● **EXERCISE DIRECTIONS**
Produce an exact transcription of the listing below, omitting the pictures.

--------------------------------

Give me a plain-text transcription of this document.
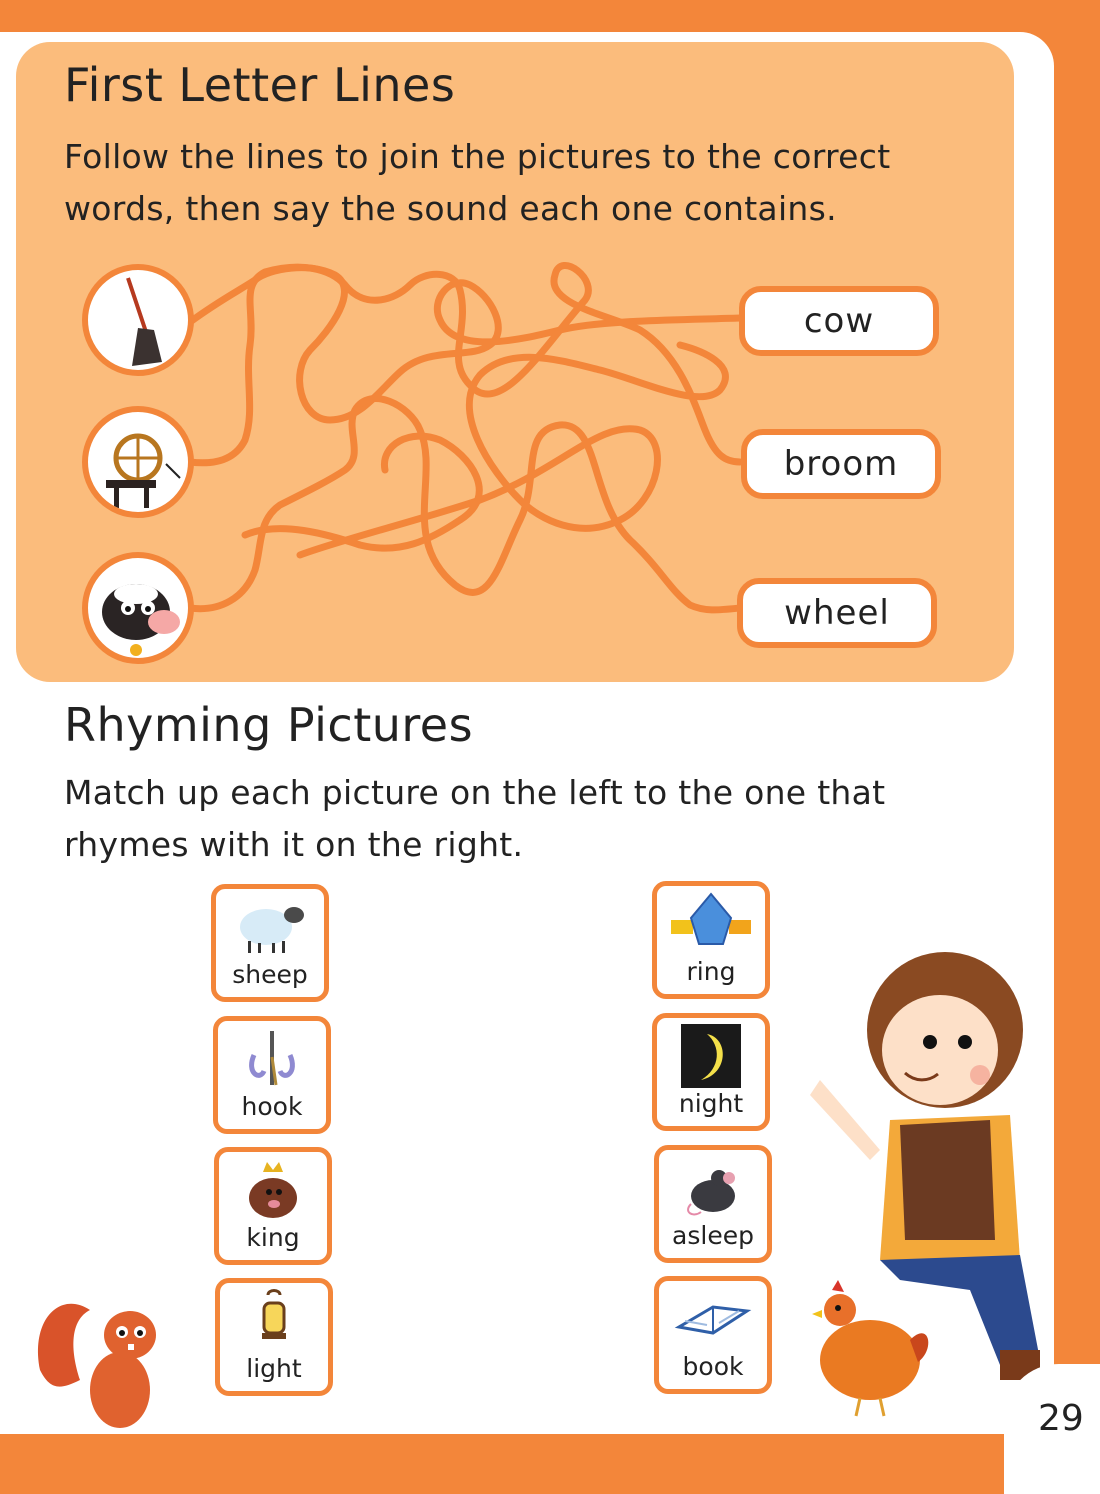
First Letter Lines

Follow the lines to join the pictures to the correct

words, then say the sound each one contains.

cow
broom
wheel
Rhyming Pictures

Match up each picture on the left to the one that

rhymes with it on the right.

sheep
hook
king
light
ring
night
asleep
book
29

--------------------------------

● **COMPLETE ANSWER**
Give me a plain-text transcription of this document.
First Letter Lines

Follow the lines to join the pictures to the correct

words, then say the sound each one contains.

cow
broom
wheel
Rhyming Pictures

Match up each picture on the left to the one that

rhymes with it on the right.

sheep
hook
king
light
ring
night
asleep
book
29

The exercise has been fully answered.